RECORDS SUPPLIED:

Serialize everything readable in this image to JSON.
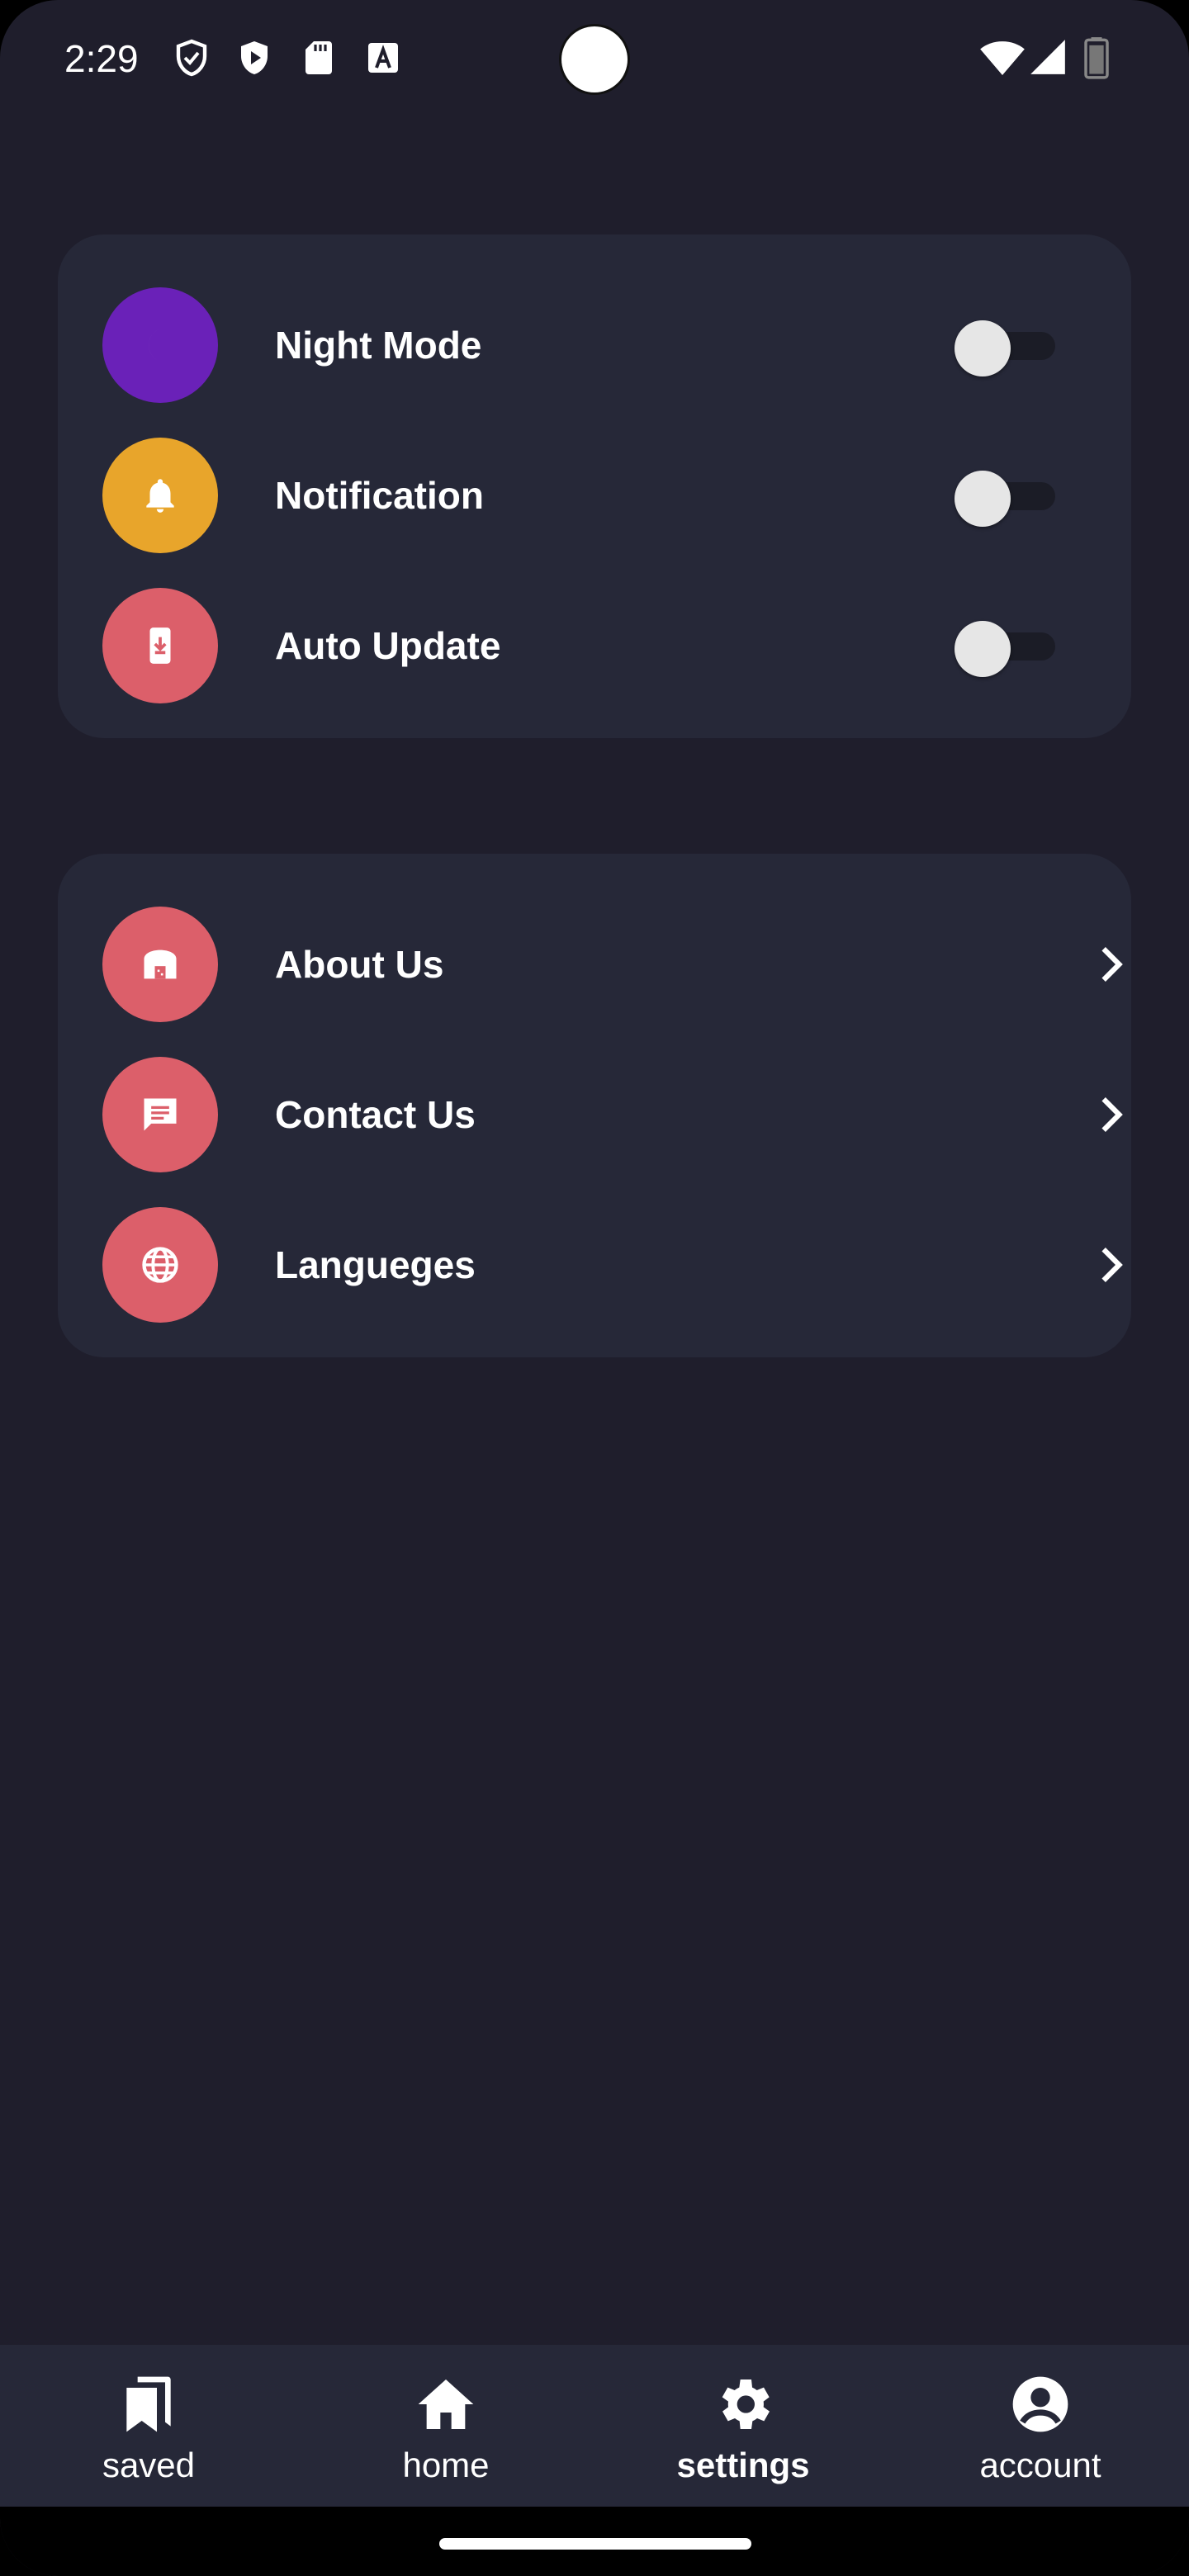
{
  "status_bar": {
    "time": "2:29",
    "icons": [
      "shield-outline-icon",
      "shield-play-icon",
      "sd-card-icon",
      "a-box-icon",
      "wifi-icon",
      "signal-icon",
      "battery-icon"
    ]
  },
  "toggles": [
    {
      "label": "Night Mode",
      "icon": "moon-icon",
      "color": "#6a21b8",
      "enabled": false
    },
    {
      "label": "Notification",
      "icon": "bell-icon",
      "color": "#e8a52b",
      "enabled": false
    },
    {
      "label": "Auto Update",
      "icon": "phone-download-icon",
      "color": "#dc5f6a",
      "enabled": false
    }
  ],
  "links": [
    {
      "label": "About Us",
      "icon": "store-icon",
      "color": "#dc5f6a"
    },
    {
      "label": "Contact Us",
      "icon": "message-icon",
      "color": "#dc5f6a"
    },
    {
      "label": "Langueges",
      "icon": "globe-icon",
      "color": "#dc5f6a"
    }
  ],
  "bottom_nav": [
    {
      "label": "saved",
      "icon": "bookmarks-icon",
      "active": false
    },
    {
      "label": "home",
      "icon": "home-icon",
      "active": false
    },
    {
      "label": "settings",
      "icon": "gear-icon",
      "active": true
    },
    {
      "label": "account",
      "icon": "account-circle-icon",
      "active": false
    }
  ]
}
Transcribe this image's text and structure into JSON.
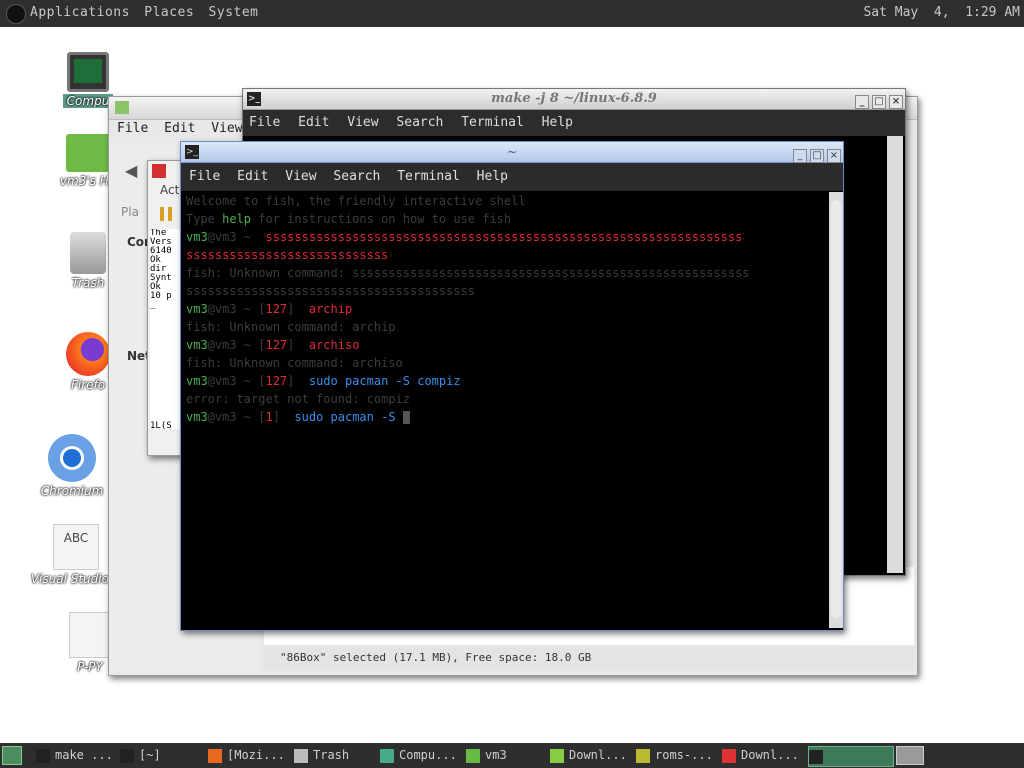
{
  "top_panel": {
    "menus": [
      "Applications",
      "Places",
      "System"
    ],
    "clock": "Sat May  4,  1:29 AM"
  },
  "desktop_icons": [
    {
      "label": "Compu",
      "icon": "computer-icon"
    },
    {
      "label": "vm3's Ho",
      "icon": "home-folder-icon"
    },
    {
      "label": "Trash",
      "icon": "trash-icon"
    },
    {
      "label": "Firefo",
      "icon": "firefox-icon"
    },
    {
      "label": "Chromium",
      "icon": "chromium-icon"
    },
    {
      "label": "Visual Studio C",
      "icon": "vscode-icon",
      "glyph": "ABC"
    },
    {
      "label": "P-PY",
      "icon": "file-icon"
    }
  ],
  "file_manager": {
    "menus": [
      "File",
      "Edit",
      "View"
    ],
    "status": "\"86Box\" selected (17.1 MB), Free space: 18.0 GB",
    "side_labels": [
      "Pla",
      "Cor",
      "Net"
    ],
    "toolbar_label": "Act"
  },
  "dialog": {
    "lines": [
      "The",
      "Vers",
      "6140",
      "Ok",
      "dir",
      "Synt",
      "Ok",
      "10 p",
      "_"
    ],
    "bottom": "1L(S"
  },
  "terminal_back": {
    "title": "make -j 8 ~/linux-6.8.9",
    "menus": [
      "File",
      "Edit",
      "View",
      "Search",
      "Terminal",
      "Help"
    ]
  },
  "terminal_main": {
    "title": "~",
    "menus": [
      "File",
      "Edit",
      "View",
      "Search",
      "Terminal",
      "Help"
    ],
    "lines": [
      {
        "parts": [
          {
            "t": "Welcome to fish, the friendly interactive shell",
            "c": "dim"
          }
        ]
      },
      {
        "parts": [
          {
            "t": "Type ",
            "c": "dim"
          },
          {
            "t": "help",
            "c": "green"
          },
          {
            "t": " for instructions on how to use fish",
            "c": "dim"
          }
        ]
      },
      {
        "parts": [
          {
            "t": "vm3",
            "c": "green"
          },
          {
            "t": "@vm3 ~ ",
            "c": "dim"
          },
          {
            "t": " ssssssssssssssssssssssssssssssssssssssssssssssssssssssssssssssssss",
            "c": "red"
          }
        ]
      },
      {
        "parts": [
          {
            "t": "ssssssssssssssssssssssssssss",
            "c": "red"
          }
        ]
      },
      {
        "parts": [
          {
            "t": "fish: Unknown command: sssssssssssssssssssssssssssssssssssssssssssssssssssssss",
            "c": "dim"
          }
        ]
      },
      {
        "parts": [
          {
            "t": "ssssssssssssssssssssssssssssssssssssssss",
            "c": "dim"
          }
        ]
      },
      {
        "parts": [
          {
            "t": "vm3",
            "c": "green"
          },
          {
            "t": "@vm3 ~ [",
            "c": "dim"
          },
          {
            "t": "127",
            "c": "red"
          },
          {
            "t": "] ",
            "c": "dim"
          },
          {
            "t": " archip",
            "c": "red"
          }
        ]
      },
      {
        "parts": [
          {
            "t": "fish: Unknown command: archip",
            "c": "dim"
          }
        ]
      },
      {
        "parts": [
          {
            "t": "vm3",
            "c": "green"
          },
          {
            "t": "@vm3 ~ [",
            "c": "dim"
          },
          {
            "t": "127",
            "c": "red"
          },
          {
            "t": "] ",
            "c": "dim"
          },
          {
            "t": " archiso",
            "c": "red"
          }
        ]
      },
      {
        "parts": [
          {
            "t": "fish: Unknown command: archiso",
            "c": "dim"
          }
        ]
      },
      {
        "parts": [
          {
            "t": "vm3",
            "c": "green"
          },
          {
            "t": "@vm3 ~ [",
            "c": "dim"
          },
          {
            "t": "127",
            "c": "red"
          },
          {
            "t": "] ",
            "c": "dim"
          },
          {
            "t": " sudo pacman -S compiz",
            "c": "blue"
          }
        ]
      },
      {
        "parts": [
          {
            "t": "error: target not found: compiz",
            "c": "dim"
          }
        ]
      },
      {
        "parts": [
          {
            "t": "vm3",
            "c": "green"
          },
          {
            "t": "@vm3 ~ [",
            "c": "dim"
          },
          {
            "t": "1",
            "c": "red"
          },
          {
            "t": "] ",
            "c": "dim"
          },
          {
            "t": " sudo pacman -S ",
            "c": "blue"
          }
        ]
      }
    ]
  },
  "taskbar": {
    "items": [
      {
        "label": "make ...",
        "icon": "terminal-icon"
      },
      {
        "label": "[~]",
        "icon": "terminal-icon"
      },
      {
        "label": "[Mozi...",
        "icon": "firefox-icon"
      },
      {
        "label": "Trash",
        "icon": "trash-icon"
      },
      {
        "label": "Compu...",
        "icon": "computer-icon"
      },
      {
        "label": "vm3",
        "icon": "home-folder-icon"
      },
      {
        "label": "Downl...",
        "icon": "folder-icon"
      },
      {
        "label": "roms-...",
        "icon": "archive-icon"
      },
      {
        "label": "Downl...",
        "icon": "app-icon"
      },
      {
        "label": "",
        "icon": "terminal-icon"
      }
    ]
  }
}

EXERCISE:
Scan the data for the word "JSON" and copy every line where it shows up.

SOLUTION BELOW:
Serialize everything readable in this image to JSON.
Transcribe this image's text and structure into JSON.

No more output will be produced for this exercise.